──────── EXTRACTED MATERIAL
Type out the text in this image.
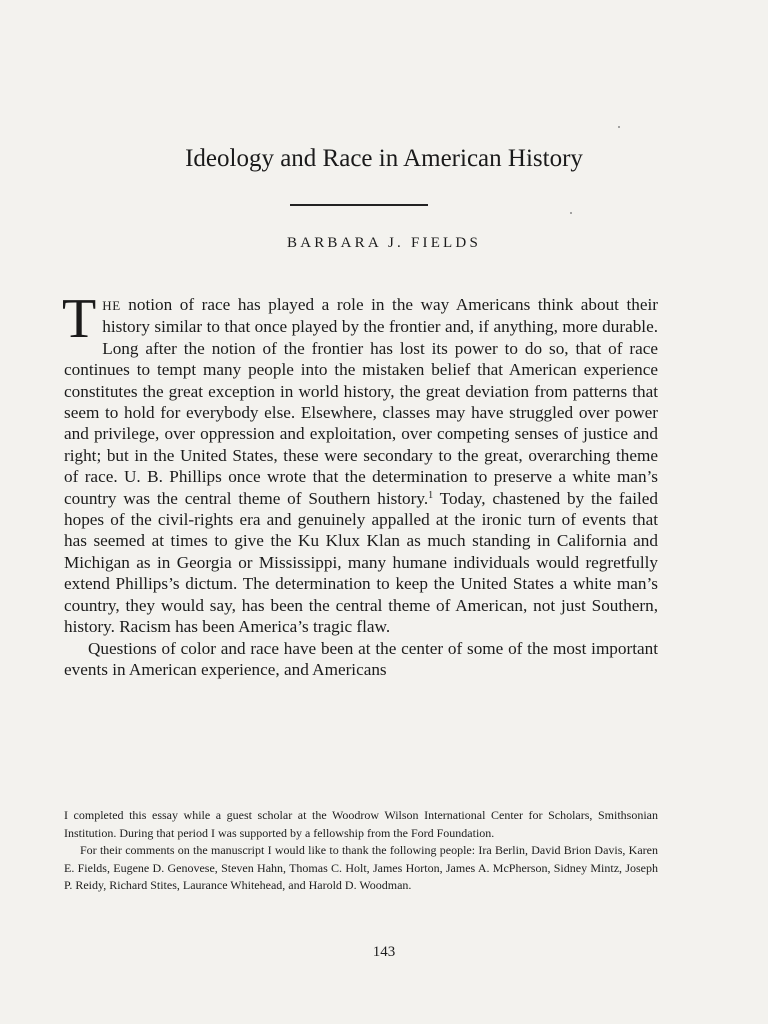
Ideology and Race in American History
BARBARA J. FIELDS

THE notion of race has played a role in the way Americans think about their history similar to that once played by the frontier and, if anything, more durable. Long after the notion of the frontier has lost its power to do so, that of race continues to tempt many people into the mistaken belief that American experience constitutes the great exception in world history, the great deviation from patterns that seem to hold for everybody else. Elsewhere, classes may have struggled over power and privilege, over oppression and exploitation, over competing senses of justice and right; but in the United States, these were secondary to the great, overarching theme of race. U. B. Phillips once wrote that the determination to preserve a white man’s country was the central theme of Southern history.$^1$ Today, chastened by the failed hopes of the civil-rights era and genuinely appalled at the ironic turn of events that has seemed at times to give the Ku Klux Klan as much standing in California and Michigan as in Georgia or Mississippi, many humane individuals would regretfully extend Phillips’s dictum. The determination to keep the United States a white man’s country, they would say, has been the central theme of American, not just Southern, history. Racism has been America’s tragic flaw.

Questions of color and race have been at the center of some of the most important events in American experience, and Americans

I completed this essay while a guest scholar at the Woodrow Wilson International Center for Scholars, Smithsonian Institution. During that period I was supported by a fellowship from the Ford Foundation.

For their comments on the manuscript I would like to thank the following people: Ira Berlin, David Brion Davis, Karen E. Fields, Eugene D. Genovese, Steven Hahn, Thomas C. Holt, James Horton, James A. McPherson, Sidney Mintz, Joseph P. Reidy, Richard Stites, Laurance Whitehead, and Harold D. Woodman.

143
────────────────
**WHAT YOU WILL DO**.
Quote every record above exactly, leaving out the pictures.

**ANSWER TO THIS PROBLEM**.
Type out the text in this image.
Ideology and Race in American History
BARBARA J. FIELDS

THE notion of race has played a role in the way Americans think about their history similar to that once played by the frontier and, if anything, more durable. Long after the notion of the frontier has lost its power to do so, that of race continues to tempt many people into the mistaken belief that American experience constitutes the great exception in world history, the great deviation from patterns that seem to hold for everybody else. Elsewhere, classes may have struggled over power and privilege, over oppression and exploitation, over competing senses of justice and right; but in the United States, these were secondary to the great, overarching theme of race. U. B. Phillips once wrote that the determination to preserve a white man’s country was the central theme of Southern history.$^1$ Today, chastened by the failed hopes of the civil-rights era and genuinely appalled at the ironic turn of events that has seemed at times to give the Ku Klux Klan as much standing in California and Michigan as in Georgia or Mississippi, many humane individuals would regretfully extend Phillips’s dictum. The determination to keep the United States a white man’s country, they would say, has been the central theme of American, not just Southern, history. Racism has been America’s tragic flaw.

Questions of color and race have been at the center of some of the most important events in American experience, and Americans

I completed this essay while a guest scholar at the Woodrow Wilson International Center for Scholars, Smithsonian Institution. During that period I was supported by a fellowship from the Ford Foundation.

For their comments on the manuscript I would like to thank the following people: Ira Berlin, David Brion Davis, Karen E. Fields, Eugene D. Genovese, Steven Hahn, Thomas C. Holt, James Horton, James A. McPherson, Sidney Mintz, Joseph P. Reidy, Richard Stites, Laurance Whitehead, and Harold D. Woodman.

143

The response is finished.